_Instructions to follow_
Only the number is wanted: how many lines of the data contain "Sharma"?

_Exercise material_
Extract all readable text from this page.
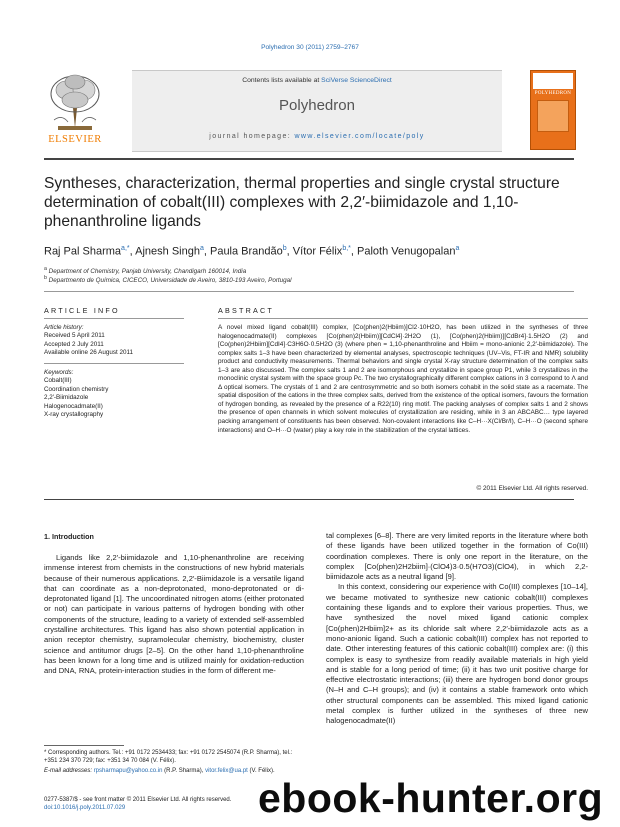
Polyhedron 30 (2011) 2759–2767
ELSEVIER
Contents lists available at SciVerse ScienceDirect
Polyhedron
journal homepage: www.elsevier.com/locate/poly
POLYHEDRON
Syntheses, characterization, thermal properties and single crystal structure determination of cobalt(III) complexes with 2,2′-biimidazole and 1,10-phenanthroline ligands
Raj Pal Sharma$^{a,*}$, Ajnesh Singh$^a$, Paula Brandão$^b$, Vítor Félix$^{b,*}$, Paloth Venugopalan$^a$
$^a$ Department of Chemistry, Panjab University, Chandigarh 160014, India
$^b$ Departmento de Química, CICECO, Universidade de Aveiro, 3810-193 Aveiro, Portugal
ARTICLE INFO	ABSTRACT
Article history:
Received 5 April 2011
Accepted 2 July 2011
Available online 26 August 2011
Keywords:
Cobalt(III)
Coordination chemistry
2,2′-Biimidazole
Halogenocadmate(II)
X-ray crystallography
A novel mixed ligand cobalt(III) complex, [Co(phen)2(Hbiim)]Cl2·10H2O, has been utilized in the syntheses of three halogenocadmate(II) complexes [Co(phen)2(Hbiim)][CdCl4]·2H2O (1), [Co(phen)2(Hbiim)][CdBr4]·1.5H2O (2) and [Co(phen)2Hbiim][CdI4]·C3H6O·0.5H2O (3) (where phen = 1,10-phenanthroline and Hbiim = mono-anionic 2,2′-biimidazole). The complex salts 1–3 have been characterized by elemental analyses, spectroscopic techniques (UV–Vis, FT-IR and NMR) solubility product and conductivity measurements. Thermal behaviors and single crystal X-ray structure determination of the complex salts 1–3 are also discussed. The complex salts 1 and 2 are isomorphous and crystallize in space group P1, while 3 crystallizes in the monoclinic crystal system with the space group Pc. The two crystallographically different complex cations in 3 correspond to Λ and Δ optical isomers. The crystals of 1 and 2 are centrosymmetric and so both isomers cohabit in the solid state as a racemate. The spatial disposition of the cations in the three complex salts, derived from the existence of the optical isomers, favours the formation of hydrogen bonding, as revealed by the presence of a R22(10) ring motif. The packing analyses of complex salts 1 and 2 shows the presence of open channels in which solvent molecules of crystallization are residing, while in 3 an ABCABC… type layered packing arrangement of constituents has been observed. Non-covalent interactions like C–H···X(Cl/Br/I), C–H···O (second sphere interactions) and O–H···O (water) play a key role in the stabilization of the crystal lattices.
© 2011 Elsevier Ltd. All rights reserved.
1. Introduction

Ligands like 2,2′-biimidazole and 1,10-phenanthroline are receiving immense interest from chemists in the constructions of new hybrid materials because of their numerous applications. 2,2′-Biimidazole is a versatile ligand that can coordinate as a non-deprotonated, mono-deprotonated or di-deprotonated ligand [1]. The uncoordinated nitrogen atoms (either protonated or not) can participate in various patterns of hydrogen bonding with other components of the structure, leading to a variety of extended self-assembled crystalline architectures. This ligand has also shown potential application in anion receptor chemistry, supramolecular chemistry, biochemistry, cluster science and antitumor drugs [2–5]. On the other hand 1,10-phenanthroline has been known for a long time and is utilized mainly for oxidation-reduction and DNA, RNA, protein-interaction studies in the form of different me-

tal complexes [6–8]. There are very limited reports in the literature where both of these ligands have been utilized together in the formation of Co(III) coordination complexes. There is only one report in the literature, on the complex [Co(phen)2H2biim]·(ClO4)3·0.5(H7O3)(ClO4), in which 2,2-biimidazole acts as a neutral ligand [9].

In this context, considering our experience with Co(III) complexes [10–14], we became motivated to synthesize new cationic cobalt(III) complexes containing these ligands and to explore their various properties. Thus, we have synthesized the novel mixed ligand cationic complex [Co(phen)2Hbiim]2+ as its chloride salt where 2,2′-biimidazole acts as a mono-anionic ligand. Such a cationic cobalt(III) complex has not reported to date. Other interesting features of this cationic cobalt(III) complex are: (i) this complex is easy to synthesize from readily available materials in high yield and is stable for a long period of time; (ii) it has two unit positive charge for effective electrostatic interactions; (iii) there are hydrogen bond donor groups (N–H and C–H groups); and (iv) it contains a stable framework onto which other structural components can be assembled. This mixed ligand cationic metal complex is further utilized in the syntheses of three new halogenocadmate(II)

* Corresponding authors. Tel.: +91 0172 2534433; fax: +91 0172 2545074 (R.P. Sharma), tel.: +351 234 370 729; fax: +351 34 70 084 (V. Félix).
E-mail addresses: rpsharmapu@yahoo.co.in (R.P. Sharma), vitor.felix@ua.pt (V. Félix).
0277-5387/$ - see front matter © 2011 Elsevier Ltd. All rights reserved.
doi:10.1016/j.poly.2011.07.029	ebook-hunter.org
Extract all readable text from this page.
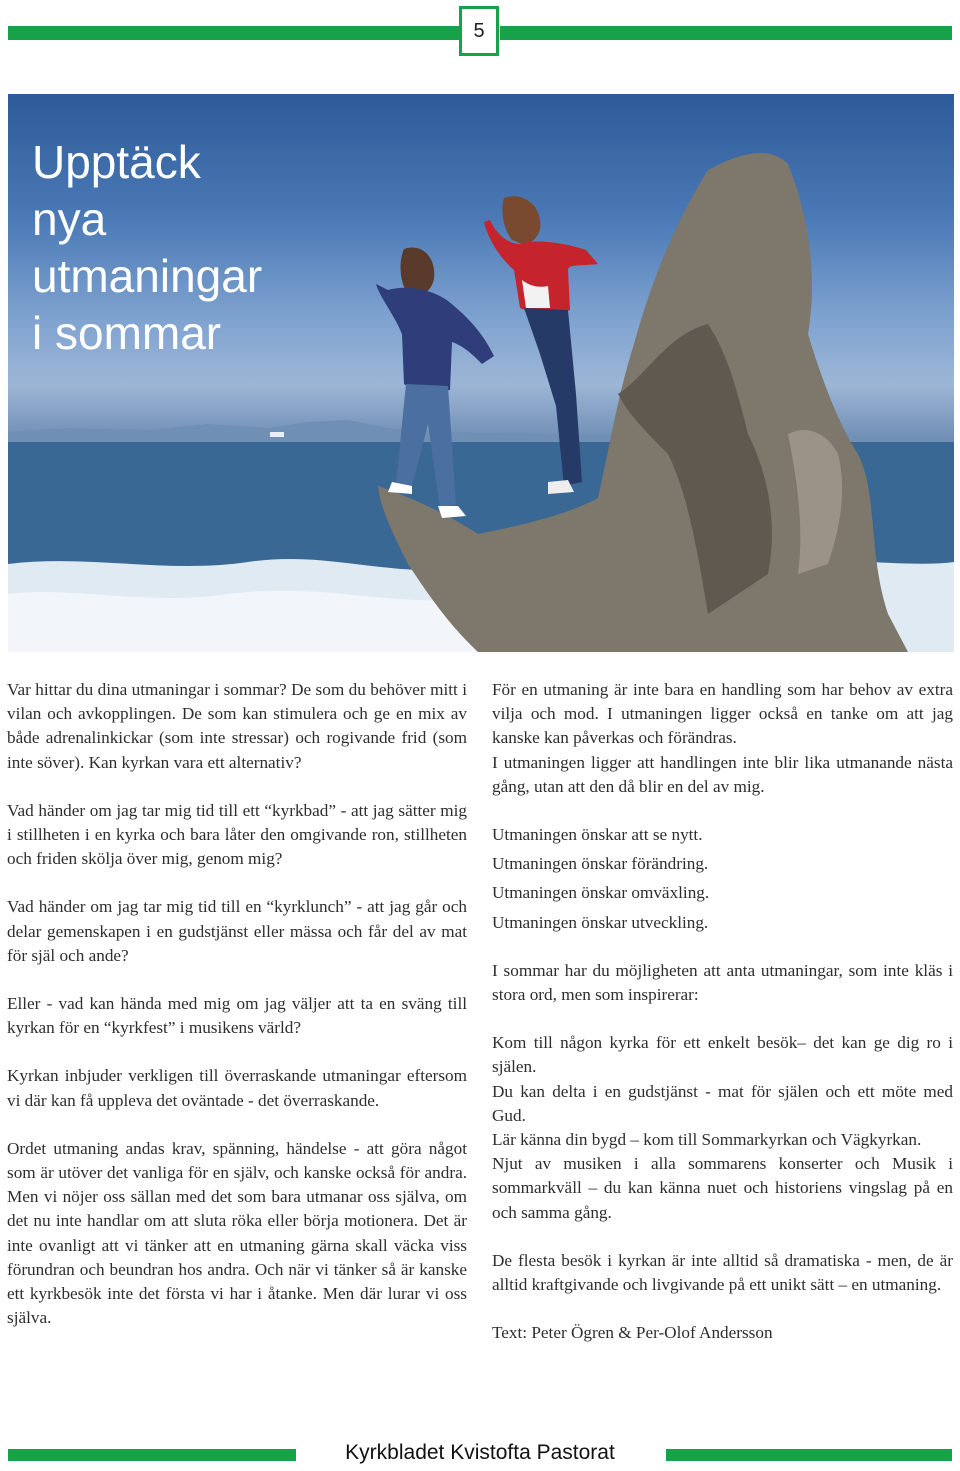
5
Upptäck
nya
utmaningar
i sommar

Var hittar du dina utmaningar i sommar? De som du behöver mitt i vilan och avkopplingen. De som kan stimulera och ge en mix av både adrenalinkickar (som inte stressar) och rogivande frid (som inte söver). Kan kyrkan vara ett alternativ?

Vad händer om jag tar mig tid till ett “kyrkbad” - att jag sätter mig i stillheten i en kyrka och bara låter den omgivande ron, stillheten och friden skölja över mig, genom mig?

Vad händer om jag tar mig tid till en “kyrklunch” - att jag går och delar gemenskapen i en gudstjänst eller mässa och får del av mat för själ och ande?

Eller - vad kan hända med mig om jag väljer att ta en sväng till kyrkan för en “kyrkfest” i musikens värld?

Kyrkan inbjuder verkligen till överraskande utmaningar eftersom vi där kan få uppleva det oväntade - det överraskande.

Ordet utmaning andas krav, spänning, händelse - att göra något som är utöver det vanliga för en själv, och kanske också för andra. Men vi nöjer oss sällan med det som bara utmanar oss själva, om det nu inte handlar om att sluta röka eller börja motionera. Det är inte ovanligt att vi tänker att en utmaning gärna skall väcka viss förundran och beundran hos andra. Och när vi tänker så är kanske ett kyrkbesök inte det första vi har i åtanke. Men där lurar vi oss själva.

För en utmaning är inte bara en handling som har behov av extra vilja och mod. I utmaningen ligger också en tanke om att jag kanske kan påverkas och förändras.
I utmaningen ligger att handlingen inte blir lika utmanande nästa gång, utan att den då blir en del av mig.

Utmaningen önskar att se nytt.
Utmaningen önskar förändring.
Utmaningen önskar omväxling.
Utmaningen önskar utveckling.

I sommar har du möjligheten att anta utmaningar, som inte kläs i stora ord, men som inspirerar:

Kom till någon kyrka för ett enkelt besök– det kan ge dig ro i själen.
Du kan delta i en gudstjänst - mat för själen och ett möte med Gud.
Lär känna din bygd – kom till Sommarkyrkan och Vägkyrkan.
Njut av musiken i alla sommarens konserter och Musik i sommarkväll – du kan känna nuet och historiens vingslag på en och samma gång.

De flesta besök i kyrkan är inte alltid så dramatiska - men, de är alltid kraftgivande och livgivande på ett unikt sätt – en utmaning.

Text: Peter Ögren & Per-Olof Andersson

Kyrkbladet Kvistofta Pastorat
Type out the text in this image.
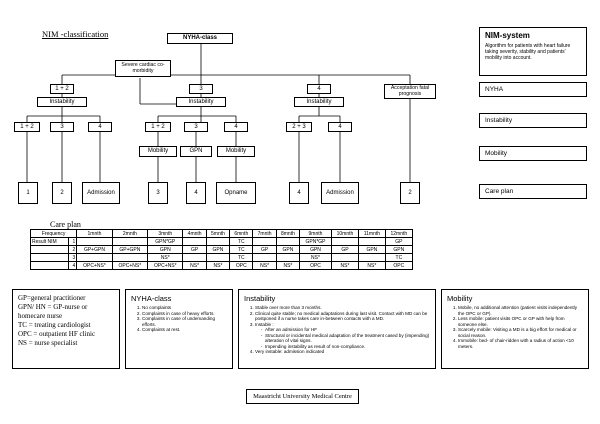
NIM -classification	NYHA-class
Severe cardiac co-morbidity
1 + 2	3	4	Acceptation fatal prognosis
Instability	Instability	Instability
1 + 2	3	4	1 + 2	3	4	2 + 3	4
Mobility	GPN	Mobility
1	2	Admission	3	4	Opname	4	Admission	2
NIM-system
Algorithm for patients with heart failure taking severity, stability and patients' mobility into account.
NYHA
Instability
Mobility
Care plan
Care plan
Frequency		1mnth	2mnth	3mnth	4mnth	5mnth	6mnth	7mnth	8mnth	9mnth	10mnth	11mnth	12mnth
Result NIM	1			GPN*GP			TC			GPN*GP			GP
	2	GP+GPN	GP+GPN	GPN	GP	GPN	TC	GP	GPN	GPN	GP	GPN	GPN
	3			NS*			TC			NS*			TC
	4	OPC+NS*	OPC+NS*	OPC+NS*	NS*	NS*	OPC	NS*	NS*	OPC	NS*	NS*	OPC
GP=general practitioner
GPN/ HN = GP-nurse or homecare nurse
TC = treating cardiologist
OPC = outpatient HF clinic
NS = nurse specialist
NYHA-class
1. No complaints
2. Complaints in case of heavy efforts.
3. Complaints in case of undemanding efforts.
4. Complaints at rest.
Instability
1. Stable over more than 3 months.
2. Clinical quite stable; no medical adaptations during last visit. Contact with MD can be postponed if a nurse takes care in-between contacts with a MD.
3. Instable :
- After an admission for HF
- Structural or incidental medical adaptation of the treatment cased by (impending) alteration of vital signs.
- Impending instability as result of non-compliance.
4. Very instable: admission indicated
Mobility
1. Mobile, no additional attention (patient visits independently the OPC or GP).
2. Less mobile: patient visits OPC or GP with help from someone else.
3. Scarcely mobile: Visiting a MD is a big effort for medical or social reason.
4. Immobile: bed- of chair-ridden with a radius of action <10 meters.
Maastricht University Medical Centre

_Output_
3